## Task to carry out:
Answer with one number: how many lines have "title".

## Input data:

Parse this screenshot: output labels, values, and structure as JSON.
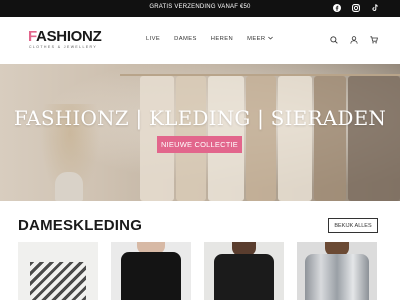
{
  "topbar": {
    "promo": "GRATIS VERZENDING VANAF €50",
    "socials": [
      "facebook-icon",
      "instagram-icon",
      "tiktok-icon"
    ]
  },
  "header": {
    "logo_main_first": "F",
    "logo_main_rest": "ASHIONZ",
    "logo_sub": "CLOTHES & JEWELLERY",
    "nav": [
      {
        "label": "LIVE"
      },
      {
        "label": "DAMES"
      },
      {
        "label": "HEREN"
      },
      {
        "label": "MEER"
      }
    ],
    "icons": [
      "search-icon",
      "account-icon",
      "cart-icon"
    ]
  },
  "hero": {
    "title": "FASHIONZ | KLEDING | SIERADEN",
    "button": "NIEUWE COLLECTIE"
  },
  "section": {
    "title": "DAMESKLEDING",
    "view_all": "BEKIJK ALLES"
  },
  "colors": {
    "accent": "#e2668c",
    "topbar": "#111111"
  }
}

...

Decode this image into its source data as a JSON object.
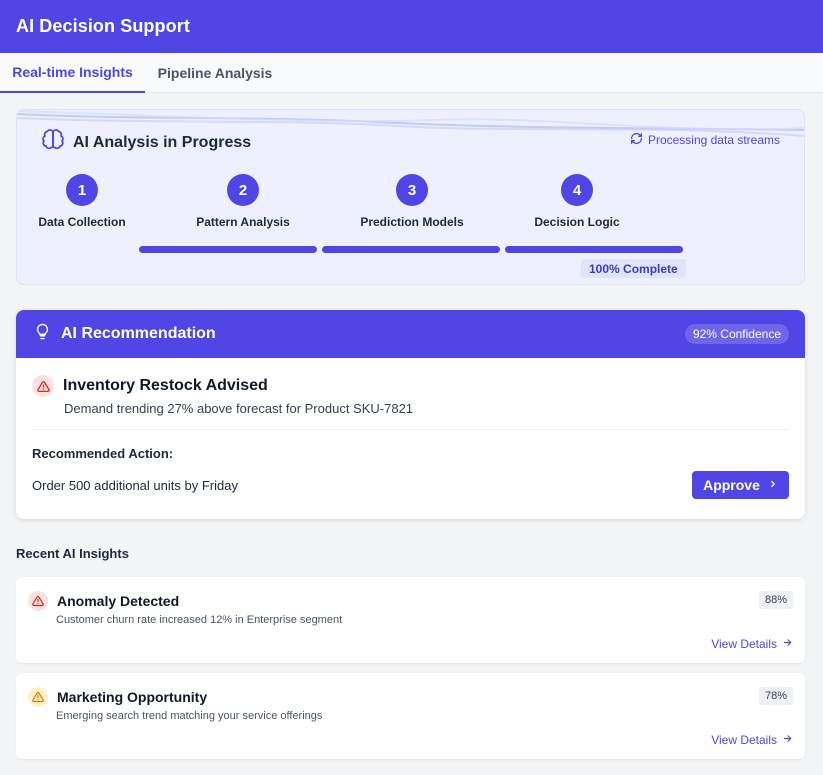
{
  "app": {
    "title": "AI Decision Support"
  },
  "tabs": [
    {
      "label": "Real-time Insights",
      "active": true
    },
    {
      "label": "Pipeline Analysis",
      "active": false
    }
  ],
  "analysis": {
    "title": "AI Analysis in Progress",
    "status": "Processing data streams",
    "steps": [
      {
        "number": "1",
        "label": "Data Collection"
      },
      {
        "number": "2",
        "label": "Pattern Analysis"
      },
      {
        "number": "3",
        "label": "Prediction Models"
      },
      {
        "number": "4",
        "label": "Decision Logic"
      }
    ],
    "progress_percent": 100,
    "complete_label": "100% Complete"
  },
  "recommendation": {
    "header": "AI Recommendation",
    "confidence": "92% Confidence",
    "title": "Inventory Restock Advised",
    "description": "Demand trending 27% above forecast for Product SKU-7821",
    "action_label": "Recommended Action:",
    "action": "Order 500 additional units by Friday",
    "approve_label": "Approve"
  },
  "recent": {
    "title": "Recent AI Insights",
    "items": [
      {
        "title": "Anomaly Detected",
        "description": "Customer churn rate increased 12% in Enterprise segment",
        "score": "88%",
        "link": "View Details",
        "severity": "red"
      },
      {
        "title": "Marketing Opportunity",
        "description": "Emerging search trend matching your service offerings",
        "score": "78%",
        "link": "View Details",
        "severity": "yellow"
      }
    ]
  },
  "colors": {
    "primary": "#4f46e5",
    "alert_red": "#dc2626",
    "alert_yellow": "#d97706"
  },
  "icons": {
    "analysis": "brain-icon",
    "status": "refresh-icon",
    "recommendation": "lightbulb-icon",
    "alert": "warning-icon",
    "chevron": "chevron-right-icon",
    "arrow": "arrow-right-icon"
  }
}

## Answer to the problem:
8